Write out the entire listing below exactly, with the pictures left out.

___ Input ___

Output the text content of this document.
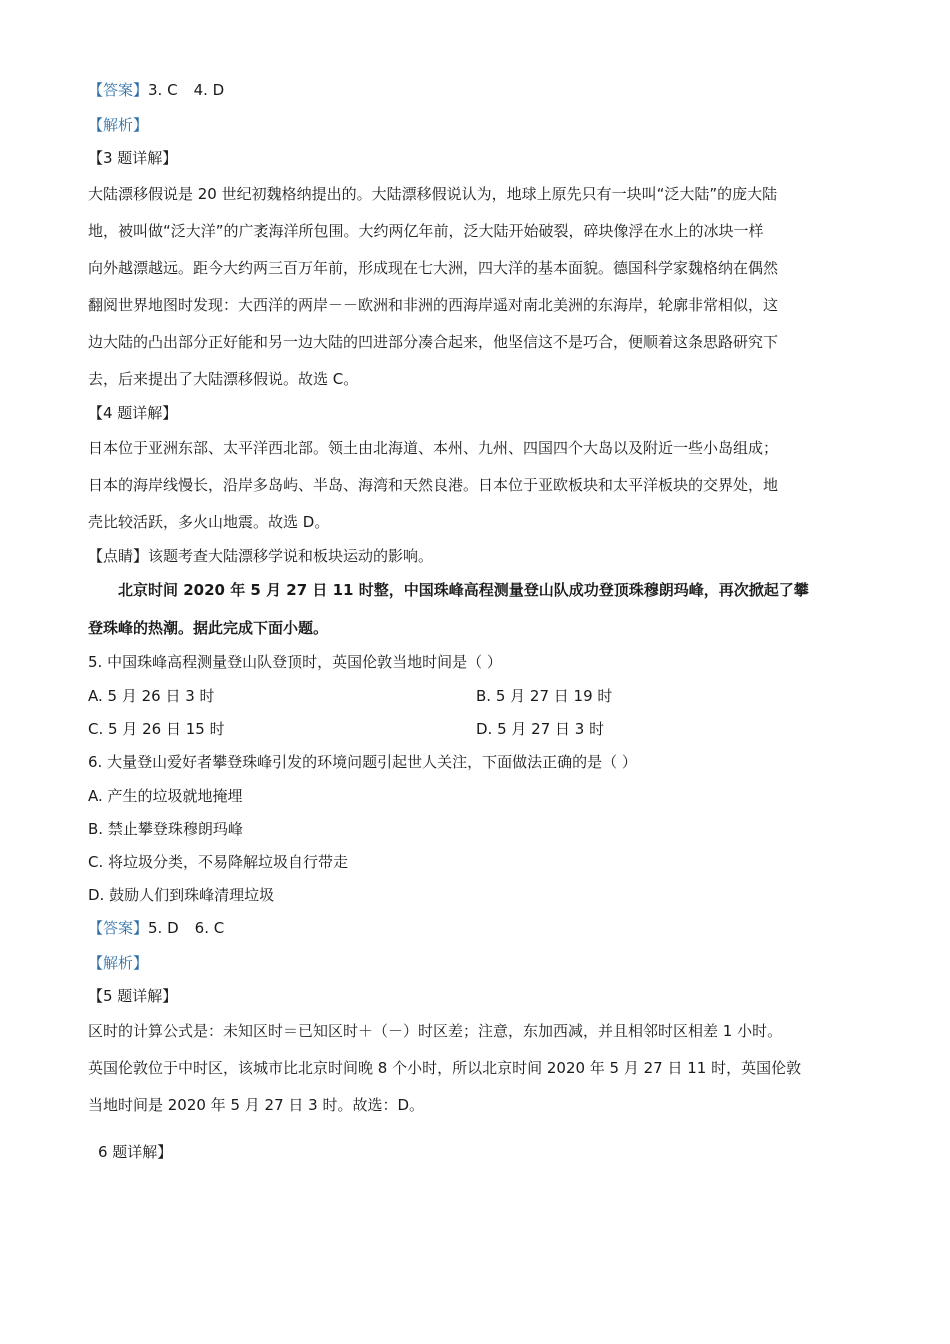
【答案】3. C 4. D
【解析】
【3 题详解】
大陆漂移假说是 20 世纪初魏格纳提出的。大陆漂移假说认为，地球上原先只有一块叫“泛大陆”的庞大陆
地，被叫做“泛大洋”的广袤海洋所包围。大约两亿年前，泛大陆开始破裂，碎块像浮在水上的冰块一样
向外越漂越远。距今大约两三百万年前，形成现在七大洲，四大洋的基本面貌。德国科学家魏格纳在偶然
翻阅世界地图时发现：大西洋的两岸－－欧洲和非洲的西海岸遥对南北美洲的东海岸，轮廓非常相似，这
边大陆的凸出部分正好能和另一边大陆的凹进部分凑合起来，他坚信这不是巧合，便顺着这条思路研究下
去，后来提出了大陆漂移假说。故选 C。
【4 题详解】
日本位于亚洲东部、太平洋西北部。领土由北海道、本州、九州、四国四个大岛以及附近一些小岛组成；
日本的海岸线慢长，沿岸多岛屿、半岛、海湾和天然良港。日本位于亚欧板块和太平洋板块的交界处，地
壳比较活跃，多火山地震。故选 D。
【点睛】该题考查大陆漂移学说和板块运动的影响。
北京时间 2020 年 5 月 27 日 11 时整，中国珠峰高程测量登山队成功登顶珠穆朗玛峰，再次掀起了攀
登珠峰的热潮。据此完成下面小题。
5. 中国珠峰高程测量登山队登顶时，英国伦敦当地时间是（ ）
A. 5 月 26 日 3 时	B. 5 月 27 日 19 时
C. 5 月 26 日 15 时	D. 5 月 27 日 3 时
6. 大量登山爱好者攀登珠峰引发的环境问题引起世人关注，下面做法正确的是（ ）
A. 产生的垃圾就地掩埋
B. 禁止攀登珠穆朗玛峰
C. 将垃圾分类，不易降解垃圾自行带走
D. 鼓励人们到珠峰清理垃圾
【答案】5. D 6. C
【解析】
【5 题详解】
区时的计算公式是：未知区时＝已知区时＋（－）时区差；注意，东加西减，并且相邻时区相差 1 小时。
英国伦敦位于中时区，该城市比北京时间晚 8 个小时，所以北京时间 2020 年 5 月 27 日 11 时，英国伦敦
当地时间是 2020 年 5 月 27 日 3 时。故选：D。
6 题详解】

___

### Final answer
Output the text content of this document.
【答案】3. C 4. D
【解析】
【3 题详解】
大陆漂移假说是 20 世纪初魏格纳提出的。大陆漂移假说认为，地球上原先只有一块叫“泛大陆”的庞大陆
地，被叫做“泛大洋”的广袤海洋所包围。大约两亿年前，泛大陆开始破裂，碎块像浮在水上的冰块一样
向外越漂越远。距今大约两三百万年前，形成现在七大洲，四大洋的基本面貌。德国科学家魏格纳在偶然
翻阅世界地图时发现：大西洋的两岸－－欧洲和非洲的西海岸遥对南北美洲的东海岸，轮廓非常相似，这
边大陆的凸出部分正好能和另一边大陆的凹进部分凑合起来，他坚信这不是巧合，便顺着这条思路研究下
去，后来提出了大陆漂移假说。故选 C。
【4 题详解】
日本位于亚洲东部、太平洋西北部。领土由北海道、本州、九州、四国四个大岛以及附近一些小岛组成；
日本的海岸线慢长，沿岸多岛屿、半岛、海湾和天然良港。日本位于亚欧板块和太平洋板块的交界处，地
壳比较活跃，多火山地震。故选 D。
【点睛】该题考查大陆漂移学说和板块运动的影响。
北京时间 2020 年 5 月 27 日 11 时整，中国珠峰高程测量登山队成功登顶珠穆朗玛峰，再次掀起了攀
登珠峰的热潮。据此完成下面小题。
5. 中国珠峰高程测量登山队登顶时，英国伦敦当地时间是（ ）
A. 5 月 26 日 3 时	B. 5 月 27 日 19 时
C. 5 月 26 日 15 时	D. 5 月 27 日 3 时
6. 大量登山爱好者攀登珠峰引发的环境问题引起世人关注，下面做法正确的是（ ）
A. 产生的垃圾就地掩埋
B. 禁止攀登珠穆朗玛峰
C. 将垃圾分类，不易降解垃圾自行带走
D. 鼓励人们到珠峰清理垃圾
【答案】5. D 6. C
【解析】
【5 题详解】
区时的计算公式是：未知区时＝已知区时＋（－）时区差；注意，东加西减，并且相邻时区相差 1 小时。
英国伦敦位于中时区，该城市比北京时间晚 8 个小时，所以北京时间 2020 年 5 月 27 日 11 时，英国伦敦
当地时间是 2020 年 5 月 27 日 3 时。故选：D。
6 题详解】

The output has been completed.